*Problem details:* Quote every line of the data below as it stands, omitting pictures.

*Input records:*
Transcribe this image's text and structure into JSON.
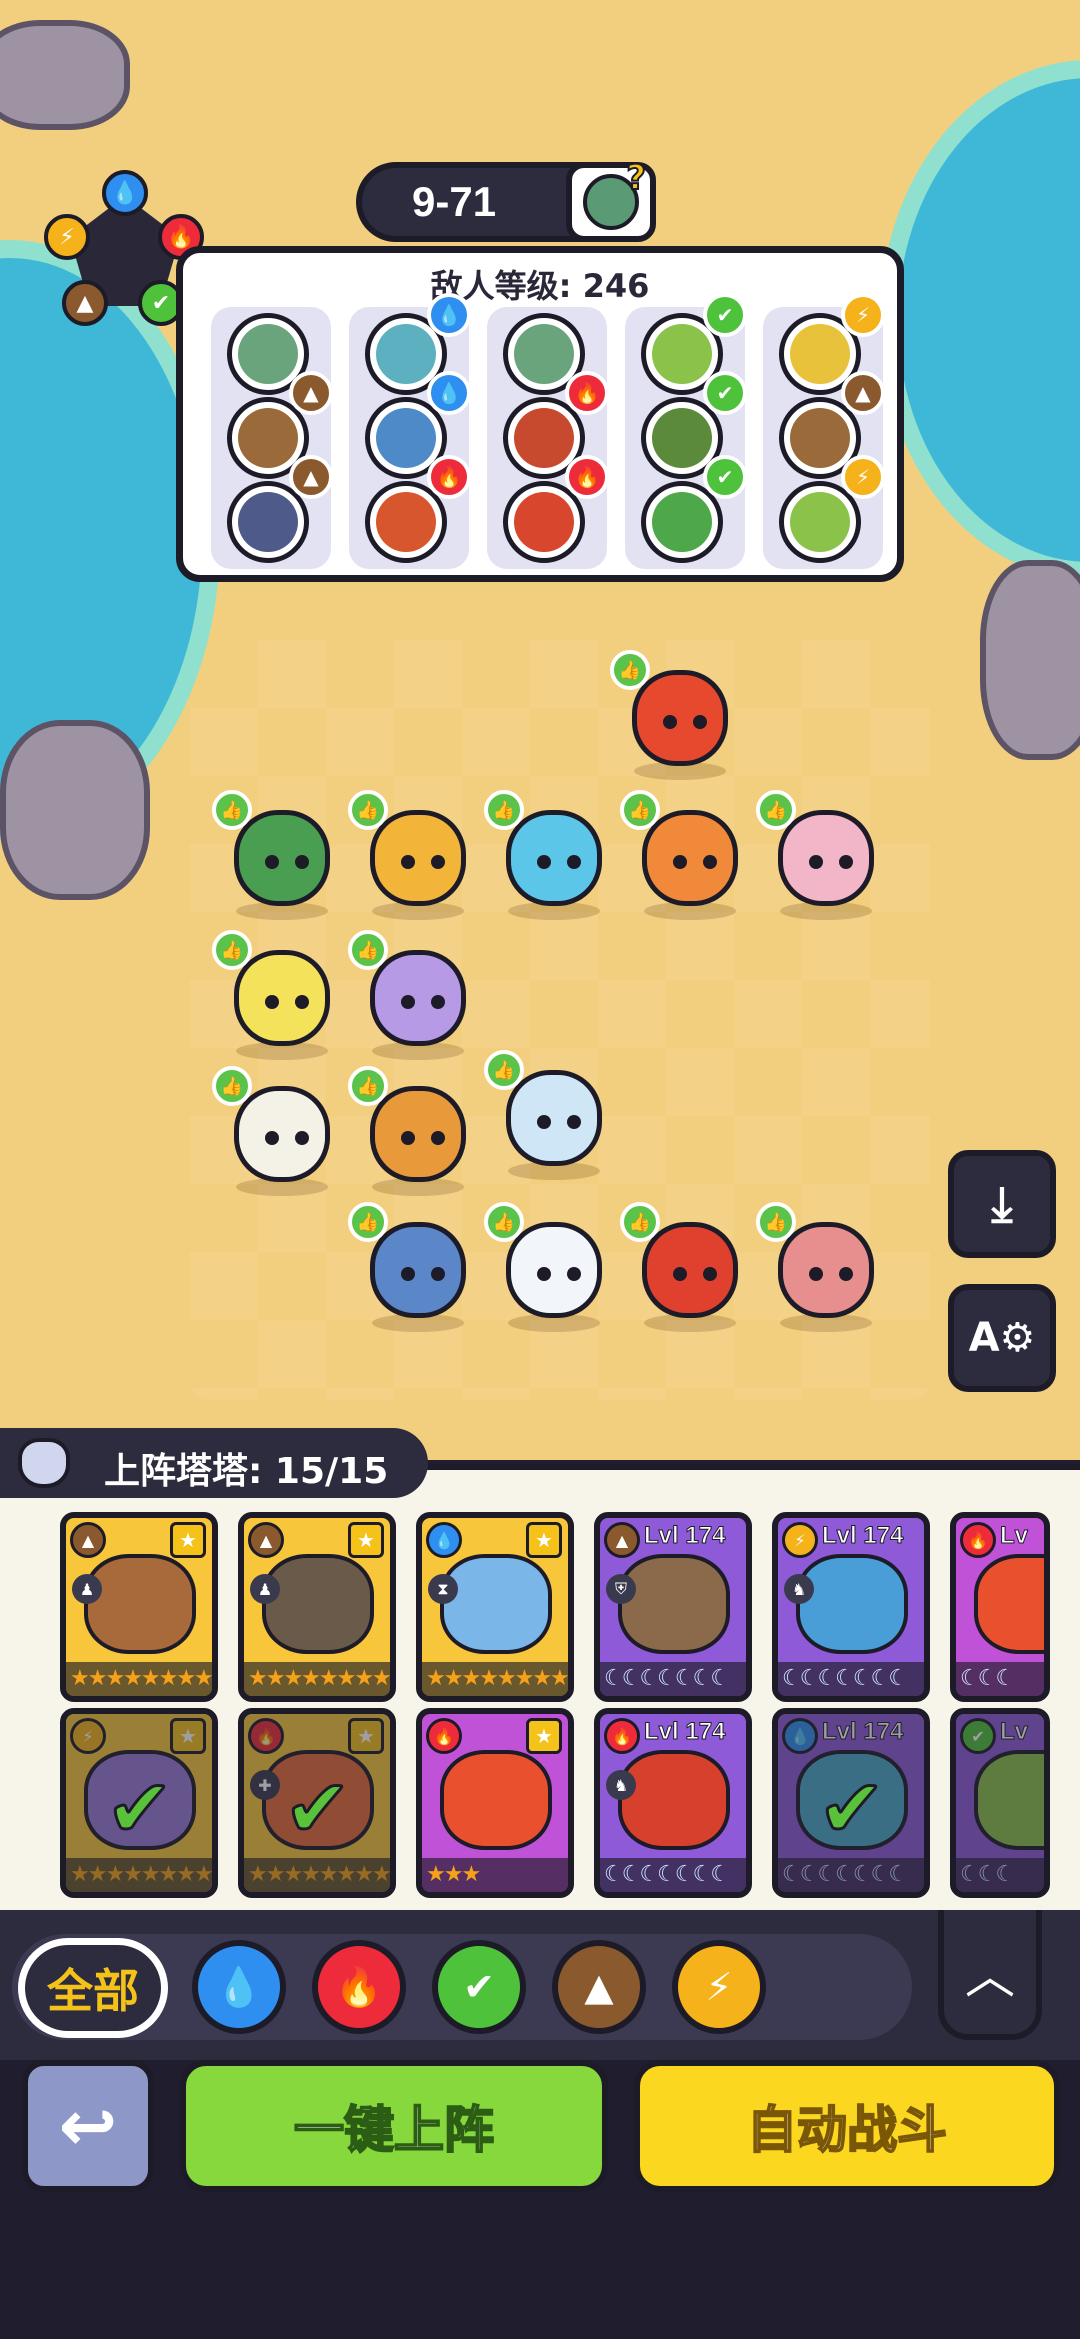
{
  "stage": {
    "label": "9-71"
  },
  "enemy_panel": {
    "level_label": "敌人等级: 246"
  },
  "team": {
    "deployed_label": "上阵塔塔: 15/15"
  },
  "elements": {
    "water": "#2f8ff0",
    "fire": "#ee2b3a",
    "grass": "#4ec23a",
    "earth": "#8a5a2e",
    "thunder": "#f5b21a"
  },
  "roster_cards": [
    {
      "level": "",
      "element": "earth",
      "favorite": true,
      "stars": "★★★★★★★★★"
    },
    {
      "level": "",
      "element": "earth",
      "favorite": true,
      "stars": "★★★★★★★★★"
    },
    {
      "level": "",
      "element": "water",
      "favorite": true,
      "stars": "★★★★★★★★★"
    },
    {
      "level": "Lvl 174",
      "element": "earth",
      "favorite": false,
      "stars": "☾☾☾☾☾☾☾"
    },
    {
      "level": "Lvl 174",
      "element": "thunder",
      "favorite": false,
      "stars": "☾☾☾☾☾☾☾"
    },
    {
      "level": "Lv",
      "element": "fire",
      "favorite": false,
      "stars": "☾☾☾"
    },
    {
      "level": "",
      "element": "thunder",
      "favorite": true,
      "stars": "★★★★★★★★★"
    },
    {
      "level": "",
      "element": "fire",
      "favorite": true,
      "stars": "★★★★★★★★★"
    },
    {
      "level": "",
      "element": "fire",
      "favorite": true,
      "stars": "★★★"
    },
    {
      "level": "Lvl 174",
      "element": "fire",
      "favorite": false,
      "stars": "☾☾☾☾☾☾☾"
    },
    {
      "level": "Lvl 174",
      "element": "water",
      "favorite": false,
      "stars": "☾☾☾☾☾☾☾"
    },
    {
      "level": "Lv",
      "element": "grass",
      "favorite": false,
      "stars": "☾☾☾"
    }
  ],
  "filters": {
    "all_label": "全部"
  },
  "actions": {
    "deploy_label": "一键上阵",
    "auto_battle_label": "自动战斗"
  }
}
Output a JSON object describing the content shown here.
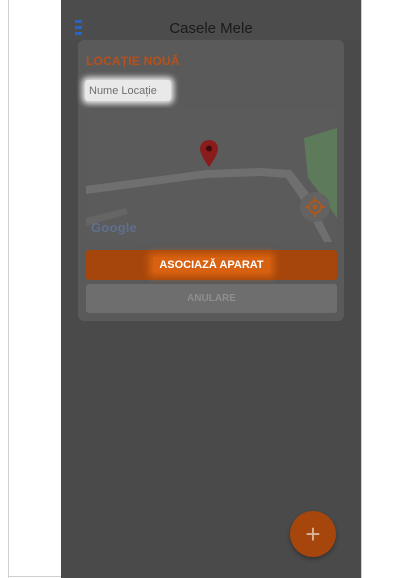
{
  "app_bar": {
    "title": "Casele Mele",
    "menu_icon": "hamburger-menu-icon"
  },
  "dialog": {
    "title": "LOCAȚIE NOUĂ",
    "name_input": {
      "value": "",
      "placeholder": "Nume Locație"
    },
    "map": {
      "attribution": "Google",
      "marker_icon": "map-pin-icon",
      "locate_icon": "my-location-icon"
    },
    "primary_button": "ASOCIAZĂ APARAT",
    "secondary_button": "ANULARE"
  },
  "fab": {
    "label": "+",
    "icon": "plus-icon"
  },
  "colors": {
    "accent": "#c85a14",
    "overlay_background": "#4a4a4a",
    "title_accent": "#b8501a",
    "menu_icon": "#2a63c7"
  }
}
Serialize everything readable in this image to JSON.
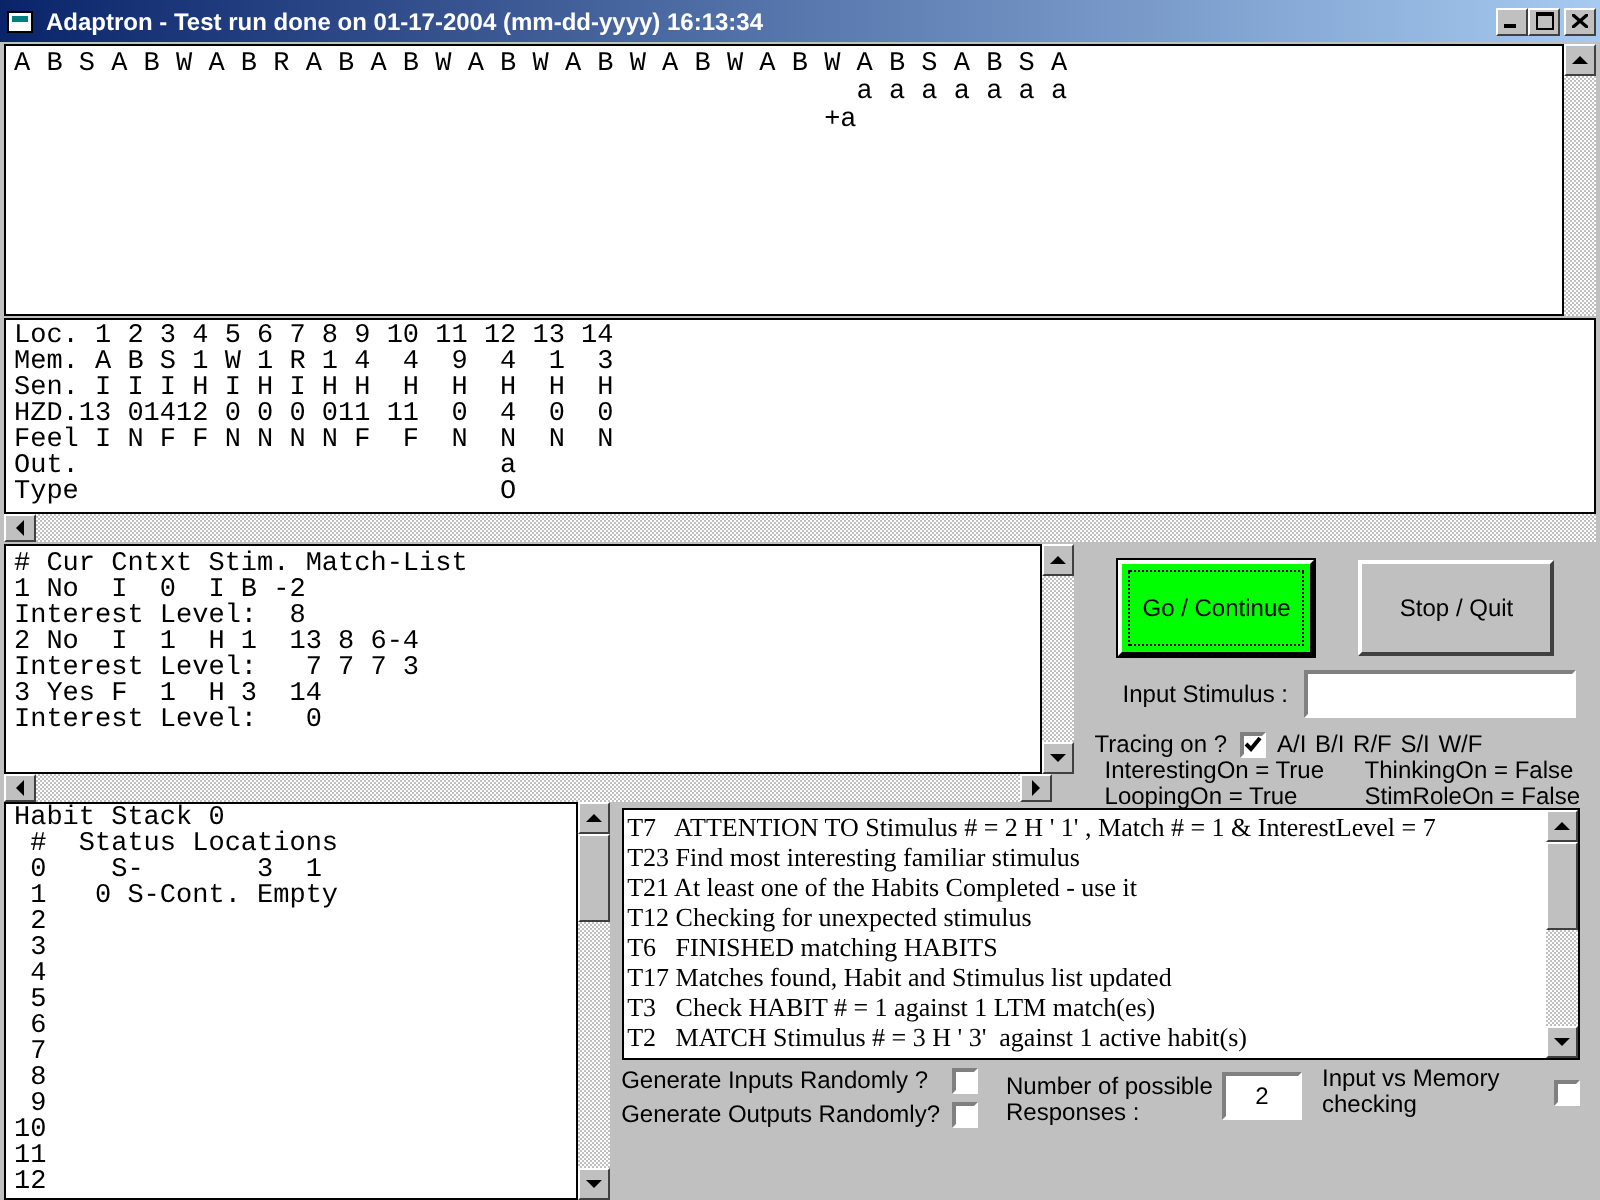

*In response:*
Transcribe this image's text and structure into JSON.
{
  "stage": {
    "label": "9-71"
  },
  "enemy_panel": {
    "level_label": "敌人等级: 246"
  },
  "team": {
    "deployed_label": "上阵塔塔: 15/15"
  },
  "elements": {
    "water": "#2f8ff0",
    "fire": "#ee2b3a",
    "grass": "#4ec23a",
    "earth": "#8a5a2e",
    "thunder": "#f5b21a"
  },
  "roster_cards": [
    {
      "level": "",
      "element": "earth",
      "favorite": true,
      "stars": "★★★★★★★★★"
    },
    {
      "level": "",
      "element": "earth",
      "favorite": true,
      "stars": "★★★★★★★★★"
    },
    {
      "level": "",
      "element": "water",
      "favorite": true,
      "stars": "★★★★★★★★★"
    },
    {
      "level": "Lvl 174",
      "element": "earth",
      "favorite": false,
      "stars": "☾☾☾☾☾☾☾"
    },
    {
      "level": "Lvl 174",
      "element": "thunder",
      "favorite": false,
      "stars": "☾☾☾☾☾☾☾"
    },
    {
      "level": "Lv",
      "element": "fire",
      "favorite": false,
      "stars": "☾☾☾"
    },
    {
      "level": "",
      "element": "thunder",
      "favorite": true,
      "stars": "★★★★★★★★★"
    },
    {
      "level": "",
      "element": "fire",
      "favorite": true,
      "stars": "★★★★★★★★★"
    },
    {
      "level": "",
      "element": "fire",
      "favorite": true,
      "stars": "★★★"
    },
    {
      "level": "Lvl 174",
      "element": "fire",
      "favorite": false,
      "stars": "☾☾☾☾☾☾☾"
    },
    {
      "level": "Lvl 174",
      "element": "water",
      "favorite": false,
      "stars": "☾☾☾☾☾☾☾"
    },
    {
      "level": "Lv",
      "element": "grass",
      "favorite": false,
      "stars": "☾☾☾"
    }
  ],
  "filters": {
    "all_label": "全部"
  },
  "actions": {
    "deploy_label": "一键上阵",
    "auto_battle_label": "自动战斗"
  }
}
Output a JSON object describing the content shown here.
{
  "app_bar": {
    "title": "Casele Mele",
    "menu_icon": "hamburger-menu-icon"
  },
  "dialog": {
    "title": "LOCAȚIE NOUĂ",
    "name_input": {
      "value": "",
      "placeholder": "Nume Locație"
    },
    "map": {
      "attribution": "Google",
      "marker_icon": "map-pin-icon",
      "locate_icon": "my-location-icon"
    },
    "primary_button": "ASOCIAZĂ APARAT",
    "secondary_button": "ANULARE"
  },
  "fab": {
    "label": "+",
    "icon": "plus-icon"
  },
  "colors": {
    "accent": "#c85a14",
    "overlay_background": "#4a4a4a",
    "title_accent": "#b8501a",
    "menu_icon": "#2a63c7"
  }
}
Serialize everything readable in this image to JSON.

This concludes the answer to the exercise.